阅读节选:
◆ ◆ ◆
直接获取encode的输入,不使用aspp,是下图DCNN到Decoder的输入部分。
居然不能随便在图片上画,这个编辑器不好使,我要找一个好使的。凑合看吧。
获取DCNN tensor用来细化分割结果
代码
feature_list = feature_extractor.networks_to_feature_maps[
model_variant][
feature_extractor.DECODER_END_POINTS][output_stride]
上面的代码实际上就是去字典里取字符串。所以feature_list:<class 'list'>取值就是: ['entry_flow/block2/unit_1/xception_module/separable_conv2_pointwise'] feature_extractor.DECODER_END_POINTS = 'decoder_end_points'
根据目前网络,xception65,得到aspp操作之前的tensor的名字:
feature_name = '{}/{}'.format(
feature_extractor.name_scope[model_variant], name)
feature_name='xception_65/entry_flow/block2/unit_1/xception_module/separable_conv2_pointwise'
通过下面代码可以根据名字获取tensor:
decoder_features_list.append(
slim.conv2d(
end_points[feature_name],
48,
1,
scope='feature_projection' + str(i) + scope_suffix))
上面end_points[feature_name]返回的就是DCNN输出的tensor。
◆ ◆ ◆
数据内容:
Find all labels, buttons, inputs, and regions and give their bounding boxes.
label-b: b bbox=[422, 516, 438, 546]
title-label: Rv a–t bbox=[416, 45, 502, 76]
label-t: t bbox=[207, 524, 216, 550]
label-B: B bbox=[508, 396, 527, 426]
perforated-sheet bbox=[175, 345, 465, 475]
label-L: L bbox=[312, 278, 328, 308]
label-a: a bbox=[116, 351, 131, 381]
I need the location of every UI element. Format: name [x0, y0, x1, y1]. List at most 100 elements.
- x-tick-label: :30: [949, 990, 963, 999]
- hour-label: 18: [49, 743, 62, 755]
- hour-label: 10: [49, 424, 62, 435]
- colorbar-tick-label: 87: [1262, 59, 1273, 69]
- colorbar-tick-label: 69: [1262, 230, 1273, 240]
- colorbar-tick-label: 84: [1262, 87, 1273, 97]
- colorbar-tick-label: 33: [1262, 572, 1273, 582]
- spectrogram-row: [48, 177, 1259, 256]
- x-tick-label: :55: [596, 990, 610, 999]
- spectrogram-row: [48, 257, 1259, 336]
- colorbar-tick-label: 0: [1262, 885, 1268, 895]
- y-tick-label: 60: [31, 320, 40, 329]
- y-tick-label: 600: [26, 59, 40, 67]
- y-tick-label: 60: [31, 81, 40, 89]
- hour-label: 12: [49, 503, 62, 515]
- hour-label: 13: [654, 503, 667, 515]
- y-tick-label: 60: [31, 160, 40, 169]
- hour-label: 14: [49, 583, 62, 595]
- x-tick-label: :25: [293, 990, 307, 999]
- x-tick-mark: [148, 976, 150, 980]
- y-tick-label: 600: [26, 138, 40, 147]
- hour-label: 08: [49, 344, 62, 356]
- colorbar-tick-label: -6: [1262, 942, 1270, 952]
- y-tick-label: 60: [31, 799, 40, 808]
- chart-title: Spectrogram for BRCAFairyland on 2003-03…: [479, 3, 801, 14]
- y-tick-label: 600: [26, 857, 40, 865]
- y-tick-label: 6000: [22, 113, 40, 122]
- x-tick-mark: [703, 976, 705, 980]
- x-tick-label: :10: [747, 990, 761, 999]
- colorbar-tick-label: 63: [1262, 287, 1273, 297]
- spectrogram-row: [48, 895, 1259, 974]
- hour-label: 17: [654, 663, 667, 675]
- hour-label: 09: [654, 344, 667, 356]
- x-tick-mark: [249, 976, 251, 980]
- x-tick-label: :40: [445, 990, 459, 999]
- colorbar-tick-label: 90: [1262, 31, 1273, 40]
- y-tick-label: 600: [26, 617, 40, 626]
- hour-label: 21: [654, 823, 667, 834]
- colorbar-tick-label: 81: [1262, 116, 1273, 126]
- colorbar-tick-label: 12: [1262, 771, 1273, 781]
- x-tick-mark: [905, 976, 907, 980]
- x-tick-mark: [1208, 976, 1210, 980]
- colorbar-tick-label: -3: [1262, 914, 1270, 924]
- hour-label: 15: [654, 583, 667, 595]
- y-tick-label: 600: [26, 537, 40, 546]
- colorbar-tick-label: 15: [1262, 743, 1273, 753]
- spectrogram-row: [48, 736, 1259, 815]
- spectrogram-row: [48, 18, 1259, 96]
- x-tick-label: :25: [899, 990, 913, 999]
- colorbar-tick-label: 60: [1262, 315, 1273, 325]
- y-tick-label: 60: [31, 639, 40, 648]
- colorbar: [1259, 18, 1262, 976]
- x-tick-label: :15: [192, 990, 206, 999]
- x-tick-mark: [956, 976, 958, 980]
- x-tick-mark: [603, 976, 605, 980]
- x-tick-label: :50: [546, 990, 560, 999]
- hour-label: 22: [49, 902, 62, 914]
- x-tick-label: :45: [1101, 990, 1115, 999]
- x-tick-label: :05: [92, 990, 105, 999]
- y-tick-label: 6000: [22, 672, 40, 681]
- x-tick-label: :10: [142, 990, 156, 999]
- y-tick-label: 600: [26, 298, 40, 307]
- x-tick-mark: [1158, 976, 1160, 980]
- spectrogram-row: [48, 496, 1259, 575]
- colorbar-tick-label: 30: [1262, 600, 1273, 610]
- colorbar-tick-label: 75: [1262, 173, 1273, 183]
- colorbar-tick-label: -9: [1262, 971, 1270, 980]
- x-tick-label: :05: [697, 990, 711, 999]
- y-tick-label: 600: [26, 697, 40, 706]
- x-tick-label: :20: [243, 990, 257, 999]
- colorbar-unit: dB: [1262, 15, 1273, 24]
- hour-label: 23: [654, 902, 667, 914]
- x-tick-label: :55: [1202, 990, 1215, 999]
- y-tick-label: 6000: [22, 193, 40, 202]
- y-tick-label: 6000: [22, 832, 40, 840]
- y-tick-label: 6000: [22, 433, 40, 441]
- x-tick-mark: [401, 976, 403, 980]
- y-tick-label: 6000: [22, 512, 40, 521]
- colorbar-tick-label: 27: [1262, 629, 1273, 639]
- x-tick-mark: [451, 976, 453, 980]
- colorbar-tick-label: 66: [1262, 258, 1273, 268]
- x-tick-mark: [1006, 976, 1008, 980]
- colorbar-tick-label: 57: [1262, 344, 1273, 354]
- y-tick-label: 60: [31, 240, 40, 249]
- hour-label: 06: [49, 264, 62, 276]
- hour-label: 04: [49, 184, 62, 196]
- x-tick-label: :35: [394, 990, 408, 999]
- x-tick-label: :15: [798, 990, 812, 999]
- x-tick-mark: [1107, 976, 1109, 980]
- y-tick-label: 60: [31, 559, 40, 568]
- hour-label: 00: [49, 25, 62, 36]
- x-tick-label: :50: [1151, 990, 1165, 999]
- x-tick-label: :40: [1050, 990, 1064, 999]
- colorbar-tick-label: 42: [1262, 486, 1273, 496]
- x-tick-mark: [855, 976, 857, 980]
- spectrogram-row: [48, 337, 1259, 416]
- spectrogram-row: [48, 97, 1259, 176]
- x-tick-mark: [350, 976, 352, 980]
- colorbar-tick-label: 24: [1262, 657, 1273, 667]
◆ ◆ ◆
本次任务:
[1] 根据阅读节选,end_points[feature_name] 返回的是什么?
[2] 改写阅读节选中的一段:从含有“居然不能随便在图片上画,这个编辑器不好使,我要找一个好使的。凑合看吧。”的那句开始,到“feature_extractor.name_scope[model_variant], name)”为止,并把其中的“字典”换成“映射表”。

各题答案:
[1] DCNN输出的tensor。

[2]
居然不能随便在图片上画,这个编辑器不好使,我要找一个好使的。凑合看吧。
获取DCNN tensor用来细化分割结果
代码
feature_list = feature_extractor.networks_to_feature_maps[
model_variant][
feature_extractor.DECODER_END_POINTS][output_stride]
上面的代码实际上就是去映射表里取字符串。所以feature_list:<class 'list'>取值就是: ['entry_flow/block2/unit_1/xception_module/separable_conv2_pointwise'] feature_extractor.DECODER_END_POINTS = 'decoder_end_points'
根据目前网络,xception65,得到aspp操作之前的tensor的名字:
feature_name = '{}/{}'.format(
feature_extractor.name_scope[model_variant], name)